• Work to be completed:
Collect the lines of the entries where "Bézier" shows up.

• Items from a data source:
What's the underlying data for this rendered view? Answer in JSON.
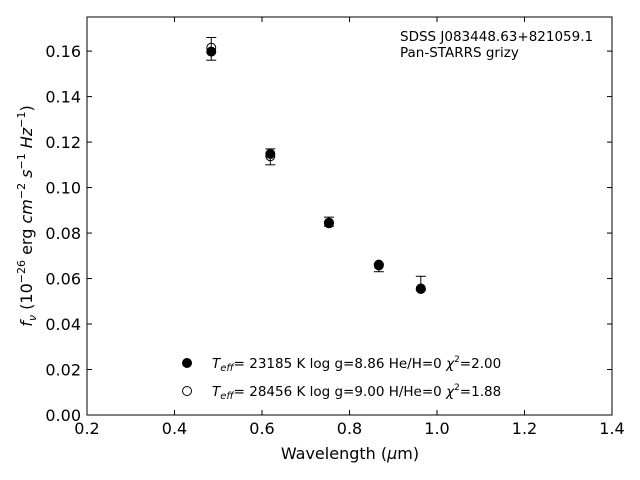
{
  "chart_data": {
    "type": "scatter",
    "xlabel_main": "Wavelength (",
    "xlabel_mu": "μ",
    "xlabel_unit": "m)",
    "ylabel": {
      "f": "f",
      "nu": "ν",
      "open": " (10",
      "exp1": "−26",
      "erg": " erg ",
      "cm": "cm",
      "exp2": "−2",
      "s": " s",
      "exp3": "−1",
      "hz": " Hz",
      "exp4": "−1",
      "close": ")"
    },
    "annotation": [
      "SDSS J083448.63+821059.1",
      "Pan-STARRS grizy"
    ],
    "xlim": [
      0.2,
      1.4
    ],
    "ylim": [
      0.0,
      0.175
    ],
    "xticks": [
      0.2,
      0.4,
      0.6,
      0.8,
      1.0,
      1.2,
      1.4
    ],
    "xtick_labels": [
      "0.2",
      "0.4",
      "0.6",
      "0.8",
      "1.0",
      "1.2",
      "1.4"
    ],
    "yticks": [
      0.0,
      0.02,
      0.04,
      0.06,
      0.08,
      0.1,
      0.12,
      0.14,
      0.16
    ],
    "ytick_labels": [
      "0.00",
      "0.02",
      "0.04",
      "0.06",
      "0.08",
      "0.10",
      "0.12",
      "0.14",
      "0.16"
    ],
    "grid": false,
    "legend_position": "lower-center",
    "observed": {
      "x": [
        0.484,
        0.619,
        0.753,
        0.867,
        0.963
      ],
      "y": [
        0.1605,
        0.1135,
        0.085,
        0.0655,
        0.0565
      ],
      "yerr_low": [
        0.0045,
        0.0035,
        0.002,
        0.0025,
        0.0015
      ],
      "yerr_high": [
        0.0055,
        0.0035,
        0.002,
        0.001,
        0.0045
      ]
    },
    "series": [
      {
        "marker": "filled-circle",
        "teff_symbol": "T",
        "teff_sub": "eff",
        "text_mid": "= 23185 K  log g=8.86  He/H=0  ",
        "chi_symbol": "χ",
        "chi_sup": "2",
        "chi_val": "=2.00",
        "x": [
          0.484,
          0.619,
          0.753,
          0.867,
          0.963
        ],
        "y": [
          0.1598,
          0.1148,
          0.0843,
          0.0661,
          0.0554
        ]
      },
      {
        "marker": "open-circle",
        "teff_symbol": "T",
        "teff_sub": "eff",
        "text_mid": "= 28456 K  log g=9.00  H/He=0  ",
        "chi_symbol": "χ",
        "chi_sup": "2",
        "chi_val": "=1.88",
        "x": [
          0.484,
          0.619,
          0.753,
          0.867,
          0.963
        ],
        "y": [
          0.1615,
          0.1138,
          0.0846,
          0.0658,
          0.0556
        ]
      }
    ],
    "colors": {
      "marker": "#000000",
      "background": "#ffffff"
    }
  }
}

--

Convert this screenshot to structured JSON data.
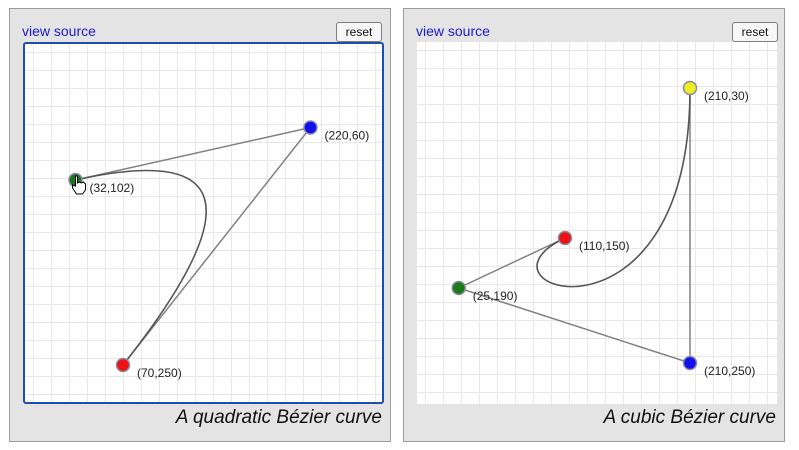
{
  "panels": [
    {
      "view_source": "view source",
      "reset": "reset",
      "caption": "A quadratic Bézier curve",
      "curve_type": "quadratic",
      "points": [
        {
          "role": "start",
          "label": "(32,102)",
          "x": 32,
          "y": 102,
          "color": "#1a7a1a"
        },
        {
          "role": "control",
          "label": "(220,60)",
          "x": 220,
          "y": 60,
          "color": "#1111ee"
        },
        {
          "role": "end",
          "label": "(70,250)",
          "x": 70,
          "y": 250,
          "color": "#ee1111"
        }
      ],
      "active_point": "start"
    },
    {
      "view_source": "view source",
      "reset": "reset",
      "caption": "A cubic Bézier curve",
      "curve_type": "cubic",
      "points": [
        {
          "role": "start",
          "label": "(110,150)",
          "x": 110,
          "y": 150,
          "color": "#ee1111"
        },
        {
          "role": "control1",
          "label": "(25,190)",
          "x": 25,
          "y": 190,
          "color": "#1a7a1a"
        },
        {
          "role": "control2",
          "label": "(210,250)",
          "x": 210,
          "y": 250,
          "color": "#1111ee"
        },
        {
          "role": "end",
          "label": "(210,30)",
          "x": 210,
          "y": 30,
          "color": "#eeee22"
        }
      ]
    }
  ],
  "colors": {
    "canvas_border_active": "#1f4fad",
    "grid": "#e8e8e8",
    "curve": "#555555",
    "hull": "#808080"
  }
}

• Solution to this exercise:
      "caption": "A quadratic Bézier curve",
      "caption": "A cubic Bézier curve",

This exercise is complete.